Labeled box items:
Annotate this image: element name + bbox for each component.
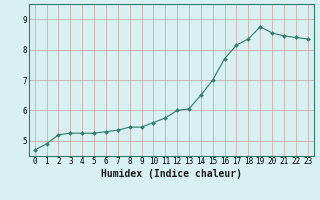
- X-axis label: Humidex (Indice chaleur): Humidex (Indice chaleur): [101, 169, 242, 179]
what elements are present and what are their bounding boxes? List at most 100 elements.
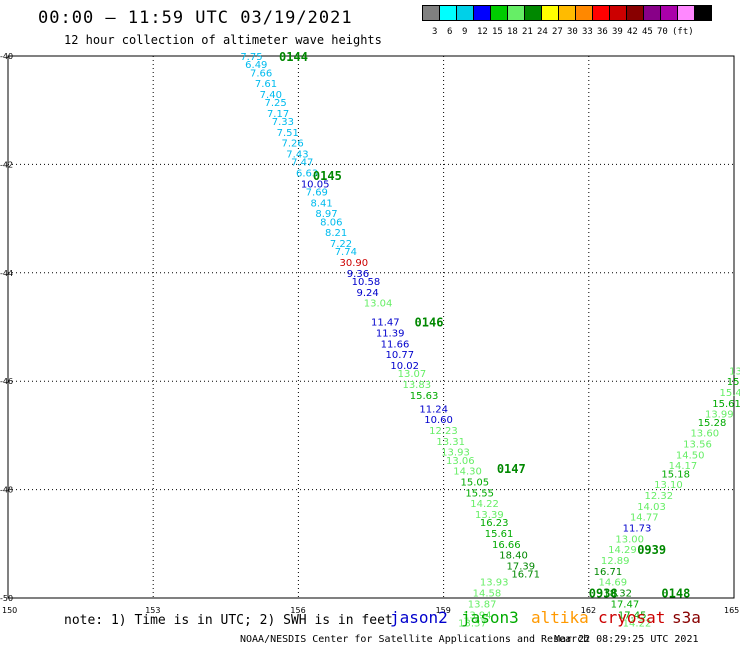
wave-height-value: 13.94 (463, 610, 492, 621)
pass-time-label: 0939 (637, 543, 666, 557)
legend-label: 27 (552, 27, 563, 37)
page-subtitle: 12 hour collection of altimeter wave hei… (64, 33, 382, 47)
legend-label: 6 (447, 27, 453, 37)
wave-height-value: 7.61 (255, 79, 277, 90)
wave-height-value: 15.2 (727, 377, 740, 388)
x-tick-label: 162 (581, 606, 596, 615)
wave-height-value: 14.22 (470, 499, 499, 510)
satellite-label: cryosat (598, 608, 666, 627)
wave-height-value: 10.58 (352, 277, 381, 288)
wave-height-value: 14.77 (630, 513, 659, 524)
wave-height-value: 8.06 (320, 217, 342, 228)
wave-height-value: 14.30 (453, 467, 482, 478)
wave-height-value: 13.83 (402, 380, 431, 391)
page-title: 00:00 – 11:59 UTC 03/19/2021 (38, 8, 353, 28)
legend-label: 33 (582, 27, 593, 37)
wave-height-value: 16.71 (511, 570, 540, 581)
legend-label: (ft) (672, 27, 694, 37)
satellite-label: s3a (672, 608, 701, 627)
wave-height-value: 11.73 (623, 524, 652, 535)
wave-height-value: 14.58 (473, 589, 502, 600)
satellite-label: jason2 (390, 608, 448, 627)
wave-height-value: 15.61 (712, 399, 740, 410)
legend-label: 30 (567, 27, 578, 37)
wave-height-value: 11.47 (371, 318, 400, 329)
wave-height-value: 7.25 (265, 98, 287, 109)
wave-height-value: 6.49 (245, 60, 267, 71)
legend-label: 9 (462, 27, 468, 37)
pass-time-label: 0147 (497, 462, 526, 476)
legend-label: 70 (657, 27, 668, 37)
footer-timestamp: Mar 22 08:29:25 UTC 2021 (554, 634, 699, 645)
wave-height-value: 6.63 (296, 169, 318, 180)
wave-height-value: 13.06 (446, 456, 475, 467)
wave-height-value: 13 (729, 366, 740, 377)
y-tick-label: -44 (0, 269, 13, 278)
wave-height-value: 16.23 (480, 518, 509, 529)
wave-height-value: 14.03 (637, 502, 666, 513)
wave-height-value: 17.45 (618, 610, 647, 621)
pass-time-label: 0148 (661, 587, 690, 601)
wave-height-value: 8.21 (325, 228, 347, 239)
wave-height-value: 12.23 (429, 426, 458, 437)
wave-height-value: 12.32 (644, 491, 673, 502)
satellite-label: jason3 (461, 608, 519, 627)
x-tick-label: 159 (436, 606, 451, 615)
legend-label: 18 (507, 27, 518, 37)
wave-height-value: 13.00 (615, 534, 644, 545)
legend-label: 36 (597, 27, 608, 37)
wave-height-value: 7.26 (281, 139, 303, 150)
wave-height-value: 17.47 (611, 599, 640, 610)
wave-height-value: 7.51 (277, 128, 299, 139)
wave-height-value: 14.17 (669, 461, 698, 472)
wave-height-value: 30.90 (340, 258, 369, 269)
pass-time-label: 0144 (279, 50, 308, 64)
wave-height-value: 13.99 (705, 410, 734, 421)
legend-label: 15 (492, 27, 503, 37)
wave-height-color-legend: 3 6 9 12 15 18 21 24 27 30 33 36 39 42 45 70 (ft) (422, 5, 712, 37)
wave-height-value: 15.49 (719, 388, 740, 399)
legend-label: 39 (612, 27, 623, 37)
wave-height-value: 15.18 (661, 469, 690, 480)
x-tick-label: 156 (290, 606, 305, 615)
satellite-label: altika (531, 608, 589, 627)
wave-height-value: 13.07 (398, 369, 427, 380)
wave-height-value: 15.61 (485, 529, 514, 540)
wave-height-value: 9.36 (347, 269, 369, 280)
wave-height-value: 7.17 (267, 109, 289, 120)
footer-credit: NOAA/NESDIS Center for Satellite Applica… (240, 634, 590, 645)
y-tick-label: -46 (0, 377, 13, 386)
wave-height-value: 7.74 (335, 247, 357, 258)
x-tick-label: 165 (724, 606, 739, 615)
wave-height-value: 13.39 (475, 510, 504, 521)
wave-height-value: 7.22 (330, 239, 352, 250)
wave-height-value: 7.43 (286, 150, 308, 161)
y-tick-label: -48 (0, 486, 13, 495)
wave-height-value: 13.10 (654, 480, 683, 491)
wave-height-value: 7.33 (272, 117, 294, 128)
pass-time-label: 0146 (415, 316, 444, 330)
wave-height-value: 14.29 (608, 545, 637, 556)
wave-height-value: 13.93 (480, 578, 509, 589)
wave-height-value: 9.24 (356, 288, 378, 299)
wave-height-value: 18.32 (603, 589, 632, 600)
wave-height-value: 16.66 (492, 540, 521, 551)
wave-height-value: 8.41 (311, 198, 333, 209)
legend-label: 12 (477, 27, 488, 37)
wave-height-value: 12.89 (601, 556, 630, 567)
wave-height-value: 15.55 (465, 488, 494, 499)
wave-height-value: 11.39 (376, 328, 405, 339)
legend-label: 3 (432, 27, 438, 37)
wave-height-value: 14.50 (676, 450, 705, 461)
x-tick-label: 150 (2, 606, 17, 615)
wave-height-value: 15.63 (410, 391, 439, 402)
wave-height-value: 17.39 (507, 561, 536, 572)
legend-swatch (694, 5, 712, 21)
footer-note: note: 1) Time is in UTC; 2) SWH is in fe… (64, 613, 393, 628)
y-tick-label: -42 (0, 160, 13, 169)
wave-height-value: 13.37 (458, 618, 487, 629)
pass-time-label: 0938 (589, 587, 618, 601)
wave-height-value: 13.04 (364, 299, 393, 310)
wave-height-value: 18.40 (499, 551, 528, 562)
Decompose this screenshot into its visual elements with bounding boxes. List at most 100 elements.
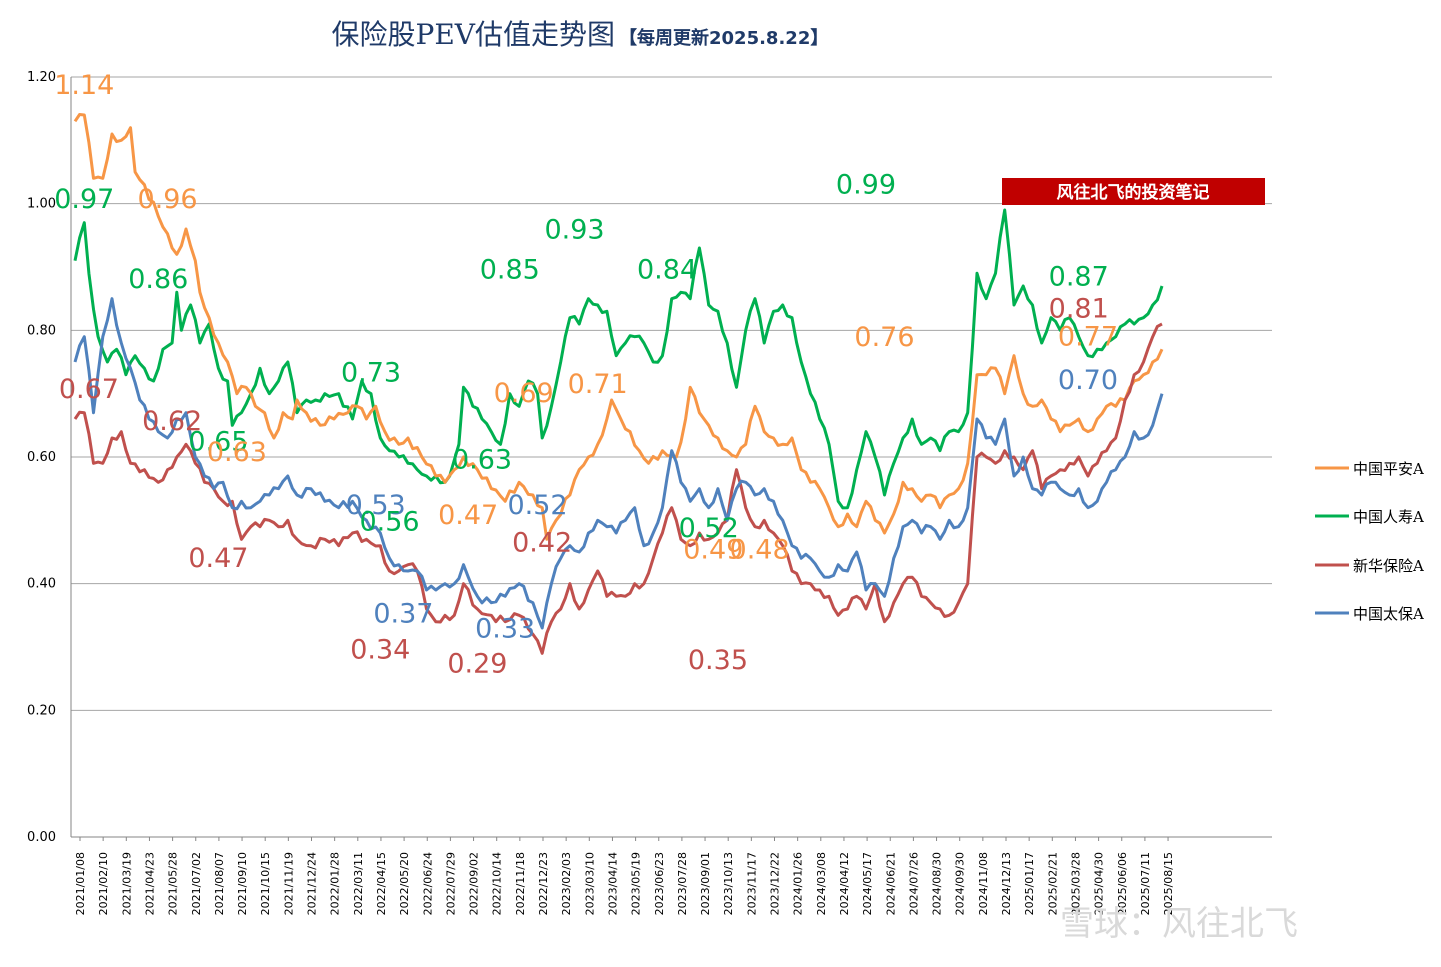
data-label: 0.86 xyxy=(128,264,188,295)
x-tick-label: 2024/03/08 xyxy=(815,852,828,915)
x-tick-label: 2024/01/26 xyxy=(792,852,805,915)
x-tick-label: 2023/07/28 xyxy=(676,852,689,915)
x-tick-label: 2021/03/19 xyxy=(120,852,133,915)
legend: 中国平安A 中国人寿A 新华保险A 中国太保A xyxy=(1315,460,1424,623)
footer-watermark: 雪球：风往北飞 xyxy=(1060,904,1298,944)
chart-subtitle: 【每周更新2025.8.22】 xyxy=(619,27,828,49)
series-lines xyxy=(73,113,1164,655)
x-tick-label: 2025/01/17 xyxy=(1023,852,1036,915)
x-tick-label: 2024/06/21 xyxy=(884,852,897,915)
series-line xyxy=(73,113,1164,541)
data-label: 0.69 xyxy=(494,378,554,409)
y-tick-label: 1.20 xyxy=(27,70,56,85)
legend-label: 中国人寿A xyxy=(1353,508,1424,526)
data-label: 0.47 xyxy=(188,543,248,574)
legend-label: 新华保险A xyxy=(1353,557,1424,575)
x-tick-label: 2021/07/02 xyxy=(190,852,203,915)
x-tick-label: 2025/07/11 xyxy=(1139,852,1152,915)
data-label: 0.49 xyxy=(683,534,743,565)
y-tick-label: 0.40 xyxy=(27,577,56,592)
x-tick-label: 2025/06/06 xyxy=(1116,852,1129,915)
x-tick-label: 2021/04/23 xyxy=(143,852,156,915)
series-line xyxy=(73,322,1163,655)
x-tick-label: 2023/06/23 xyxy=(653,852,666,915)
data-label: 0.56 xyxy=(359,506,419,537)
x-tick-label: 2022/05/20 xyxy=(398,852,411,915)
data-label: 0.48 xyxy=(730,534,790,565)
data-label: 0.34 xyxy=(350,634,410,665)
data-label: 0.33 xyxy=(475,614,535,645)
legend-label: 中国太保A xyxy=(1353,605,1424,623)
x-tick-label: 2022/09/02 xyxy=(468,852,481,915)
x-tick-label: 2022/07/29 xyxy=(444,852,457,915)
x-tick-label: 2022/03/11 xyxy=(352,852,365,915)
data-label: 0.63 xyxy=(207,437,267,468)
data-label: 0.71 xyxy=(568,369,628,400)
x-tick-label: 2022/06/24 xyxy=(421,852,434,915)
data-label: 0.87 xyxy=(1049,261,1109,292)
data-label: 0.29 xyxy=(447,648,507,679)
x-tick-label: 2022/11/18 xyxy=(514,852,527,915)
y-tick-label: 0.20 xyxy=(27,703,56,718)
x-tick-label: 2025/02/21 xyxy=(1046,852,1059,915)
y-tick-label: 1.00 xyxy=(27,197,56,212)
data-label: 0.73 xyxy=(341,358,401,389)
x-tick-label: 2021/08/07 xyxy=(213,852,226,915)
x-tick-label: 2021/01/08 xyxy=(74,852,87,915)
x-tick-label: 2022/12/23 xyxy=(537,852,550,915)
series-line xyxy=(73,208,1164,510)
x-tick-label: 2023/02/03 xyxy=(560,852,573,915)
x-tick-label: 2021/02/10 xyxy=(97,852,110,915)
data-label: 0.93 xyxy=(544,215,604,246)
x-tick-label: 2023/12/22 xyxy=(769,852,782,915)
x-tick-label: 2024/11/08 xyxy=(977,852,990,915)
x-tick-label: 2024/05/17 xyxy=(861,852,874,915)
x-tick-label: 2024/04/12 xyxy=(838,852,851,915)
watermark-box: 风往北飞的投资笔记 xyxy=(1002,178,1265,205)
chart-title: 保险股PEV估值走势图 xyxy=(331,18,615,51)
data-label: 0.63 xyxy=(452,444,512,475)
data-label: 0.65 xyxy=(188,427,248,458)
data-label: 0.81 xyxy=(1049,294,1109,325)
data-label: 0.67 xyxy=(59,374,119,405)
x-tick-label: 2022/10/14 xyxy=(491,852,504,915)
data-label: 0.77 xyxy=(1058,322,1118,353)
data-label: 0.35 xyxy=(688,645,748,676)
x-tick-label: 2023/10/13 xyxy=(722,852,735,915)
x-tick-label: 2024/09/30 xyxy=(954,852,967,915)
x-tick-label: 2021/12/24 xyxy=(306,852,319,915)
x-tick-label: 2021/09/10 xyxy=(236,852,249,915)
y-axis: 0.00 0.20 0.40 0.60 0.80 1.00 1.20 xyxy=(27,70,72,845)
x-tick-label: 2025/04/30 xyxy=(1093,852,1106,915)
x-tick-label: 2023/03/10 xyxy=(583,852,596,915)
watermark-background xyxy=(1002,178,1265,205)
data-label: 0.62 xyxy=(142,406,202,437)
x-tick-label: 2024/12/13 xyxy=(1000,852,1013,915)
data-label: 0.76 xyxy=(854,322,914,353)
data-label: 0.52 xyxy=(507,490,567,521)
x-tick-label: 2022/01/28 xyxy=(329,852,342,915)
x-tick-label: 2023/05/19 xyxy=(630,852,643,915)
series-line xyxy=(73,297,1164,630)
legend-label: 中国平安A xyxy=(1353,460,1424,478)
data-label: 0.96 xyxy=(137,184,197,215)
x-tick-label: 2021/05/28 xyxy=(167,852,180,915)
data-label: 0.70 xyxy=(1058,365,1118,396)
x-tick-label: 2021/10/15 xyxy=(259,852,272,915)
data-label: 0.37 xyxy=(373,598,433,629)
y-tick-label: 0.80 xyxy=(27,323,56,338)
y-tick-label: 0.00 xyxy=(27,830,56,845)
x-tick-label: 2022/04/15 xyxy=(375,852,388,915)
x-tick-label: 2025/08/15 xyxy=(1162,852,1175,915)
data-annotations: 1.140.97 0.960.860.670.620.650.630.470.73… xyxy=(54,70,1118,679)
data-label: 1.14 xyxy=(54,70,114,101)
data-label: 0.52 xyxy=(679,513,739,544)
data-label: 0.47 xyxy=(438,500,498,531)
x-tick-label: 2025/03/28 xyxy=(1069,852,1082,915)
x-tick-label: 2023/09/01 xyxy=(699,852,712,915)
watermark-label: 风往北飞的投资笔记 xyxy=(1057,182,1210,203)
x-tick-label: 2023/11/17 xyxy=(745,852,758,915)
x-tick-label: 2023/04/14 xyxy=(606,852,619,915)
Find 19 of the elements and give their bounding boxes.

§ Exercise task:
Arrange the lines from the one containing "data-label: 0.86 xyxy=(128,264,188,295)" through the one containing "legend-label: 中国人寿A xyxy=(1353,508,1424,526)" as a JSON list of strings, one string per line, with both ends included and blank lines omitted.

§ Task output:
[
  "data-label: 0.86 xyxy=(128,264,188,295)",
  "x-tick-label: 2024/03/08 xyxy=(815,852,828,915)",
  "x-tick-label: 2024/01/26 xyxy=(792,852,805,915)",
  "x-tick-label: 2023/07/28 xyxy=(676,852,689,915)",
  "x-tick-label: 2021/03/19 xyxy=(120,852,133,915)",
  "legend: 中国平安A 中国人寿A 新华保险A 中国太保A xyxy=(1315,460,1424,623)",
  "footer-watermark: 雪球：风往北飞 xyxy=(1060,904,1298,944)",
  "chart-subtitle: 【每周更新2025.8.22】 xyxy=(619,27,828,49)",
  "series-lines xyxy=(73,113,1164,655)",
  "x-tick-label: 2025/01/17 xyxy=(1023,852,1036,915)",
  "x-tick-label: 2024/06/21 xyxy=(884,852,897,915)",
  "series-line xyxy=(73,113,1164,541)",
  "data-label: 0.69 xyxy=(494,378,554,409)",
  "y-tick-label: 1.20 xyxy=(27,70,56,85)",
  "legend-label: 中国人寿A xyxy=(1353,508,1424,526)"
]